The U.S. State Department is once again the recipient of rotten tomatoes from state media after it criticized the Russian authorities’ failure to address human trafficking in a non-existent city.
In its Trafficking in Persons Report, the Department noted that “a homeless shelter run by the Russian Orthodox Church in Kitezh began accepting trafficking victims and offered them food and housing, though not medical or psychological care.”
“The [Russian] government did not provide financial support for the shelter,” it added.
Russian state media like the RT channel were quick to point out that Kitezh does not actually exist and is Russia’s version of “Atlantis.”
According to Russian legend, a prince founded Kitezh in the early 13th century, but the town swiftly met its end after a Mongol invasion. The entire city chose to sink into the lake rather than submit to its invaders — in an act of self-destruction that is not unprecedented in Russia’s military history.
Kitezh has often been featured in Russian classical culture including Nikolai Rimsky-Korsakov’s early 20th century opera, “The Legend of the Invisible City of Kitezh and the Maiden Fevroniya.”

*Tasks to carry out*
[A] Rewrite the stretch of the Kitezh passage from "In its Trafficking" through "Russia’s military history.", swapping "shelter" for "refuge".
[B] Answer these questions from the Kitezh passage:
(i) Who ran the homeless shelter in Kitezh described in the report?
(ii) According to Russian legend, when was Kitezh founded?
(iii) Who composed the opera about the invisible city of Kitezh?
[C] Write a continuation of the Kitezh passage, beginning right after its final sentence.
The data after this point is separate material.

*Stored data*
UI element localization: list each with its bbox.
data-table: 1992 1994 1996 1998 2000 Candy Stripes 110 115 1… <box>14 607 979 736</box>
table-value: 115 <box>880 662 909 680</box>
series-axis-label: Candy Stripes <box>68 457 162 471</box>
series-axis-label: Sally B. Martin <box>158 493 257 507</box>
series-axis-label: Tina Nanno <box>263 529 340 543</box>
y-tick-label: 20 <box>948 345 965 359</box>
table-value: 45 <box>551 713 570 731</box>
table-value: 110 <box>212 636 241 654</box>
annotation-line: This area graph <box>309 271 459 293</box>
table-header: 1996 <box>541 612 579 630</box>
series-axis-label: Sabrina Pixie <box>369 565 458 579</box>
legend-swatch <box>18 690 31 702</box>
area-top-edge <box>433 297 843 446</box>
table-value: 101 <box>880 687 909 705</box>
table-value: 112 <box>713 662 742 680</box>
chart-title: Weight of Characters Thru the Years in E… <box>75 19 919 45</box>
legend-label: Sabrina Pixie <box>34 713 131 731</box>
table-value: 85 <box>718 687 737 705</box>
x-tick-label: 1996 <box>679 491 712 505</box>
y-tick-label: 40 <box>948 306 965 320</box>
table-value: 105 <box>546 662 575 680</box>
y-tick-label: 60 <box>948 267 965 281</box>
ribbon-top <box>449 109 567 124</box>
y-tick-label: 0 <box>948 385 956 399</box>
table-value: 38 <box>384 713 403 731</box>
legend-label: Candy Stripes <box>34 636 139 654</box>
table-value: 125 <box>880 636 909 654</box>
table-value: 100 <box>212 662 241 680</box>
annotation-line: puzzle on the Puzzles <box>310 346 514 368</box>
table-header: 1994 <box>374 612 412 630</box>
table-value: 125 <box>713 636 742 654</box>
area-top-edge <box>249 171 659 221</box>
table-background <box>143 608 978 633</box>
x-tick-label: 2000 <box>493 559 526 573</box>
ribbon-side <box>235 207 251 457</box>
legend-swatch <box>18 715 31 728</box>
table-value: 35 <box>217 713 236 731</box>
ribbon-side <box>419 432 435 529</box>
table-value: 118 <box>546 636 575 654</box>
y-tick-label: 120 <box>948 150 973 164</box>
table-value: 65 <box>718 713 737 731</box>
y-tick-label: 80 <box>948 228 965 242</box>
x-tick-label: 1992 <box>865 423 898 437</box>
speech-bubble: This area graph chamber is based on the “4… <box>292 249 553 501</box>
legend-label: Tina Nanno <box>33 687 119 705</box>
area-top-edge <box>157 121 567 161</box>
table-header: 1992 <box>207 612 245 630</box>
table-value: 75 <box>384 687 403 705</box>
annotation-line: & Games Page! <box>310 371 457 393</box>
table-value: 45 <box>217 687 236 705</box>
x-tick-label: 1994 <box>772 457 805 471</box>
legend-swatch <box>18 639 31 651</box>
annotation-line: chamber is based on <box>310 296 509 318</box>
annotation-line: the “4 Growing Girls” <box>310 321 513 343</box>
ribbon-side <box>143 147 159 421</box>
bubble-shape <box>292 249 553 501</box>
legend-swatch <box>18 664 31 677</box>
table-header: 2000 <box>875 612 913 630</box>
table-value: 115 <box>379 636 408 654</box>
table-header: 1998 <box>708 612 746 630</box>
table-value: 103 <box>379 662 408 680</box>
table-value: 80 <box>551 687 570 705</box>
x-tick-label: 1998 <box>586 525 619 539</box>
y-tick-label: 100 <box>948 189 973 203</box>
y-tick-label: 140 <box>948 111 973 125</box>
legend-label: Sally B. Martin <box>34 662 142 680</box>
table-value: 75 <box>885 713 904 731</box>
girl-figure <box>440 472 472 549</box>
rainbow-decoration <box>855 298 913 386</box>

*List of answers*
[A]
In its Trafficking in Persons Report, the Department noted that “a homeless refuge run by the Russian Orthodox Church in Kitezh began accepting trafficking victims and offered them food and housing, though not medical or psychological care.”
“The [Russian] government did not provide financial support for the refuge,” it added.
Russian state media like the RT channel were quick to point out that Kitezh does not actually exist and is Russia’s version of “Atlantis.”
According to Russian legend, a prince founded Kitezh in the early 13th century, but the town swiftly met its end after a Mongol invasion. The entire city chose to sink into the lake rather than submit to its invaders — in an act of self-destruction that is not unprecedented in Russia’s military history.

[B]
(i) The Russian Orthodox Church.
(ii) In the early 13th century.
(iii) Nikolai Rimsky-Korsakov.

[C]
It is likely that the U.S. State Department’s report was referring to a shelter run by the Russian Orthodox Church called “Kitezh” in the village of Milyukovo close to Moscow. Perhaps the State Department mistook the shelter’s name for its location, surmised RT.
The occurrence with the report isn’t the first time the city has been a source of confusion.
In German filmmaker Werner Herzog’s 1993 documentary “Bells from the Deep; Faith and Superstition in Russia,” devout pilgrims can be seen crawling on the ice-covered lake under which the city is said to lie.
Herzog later revealed that the scene was actually staged, and the supposed pilgrims were local hired drunks from a nearby town.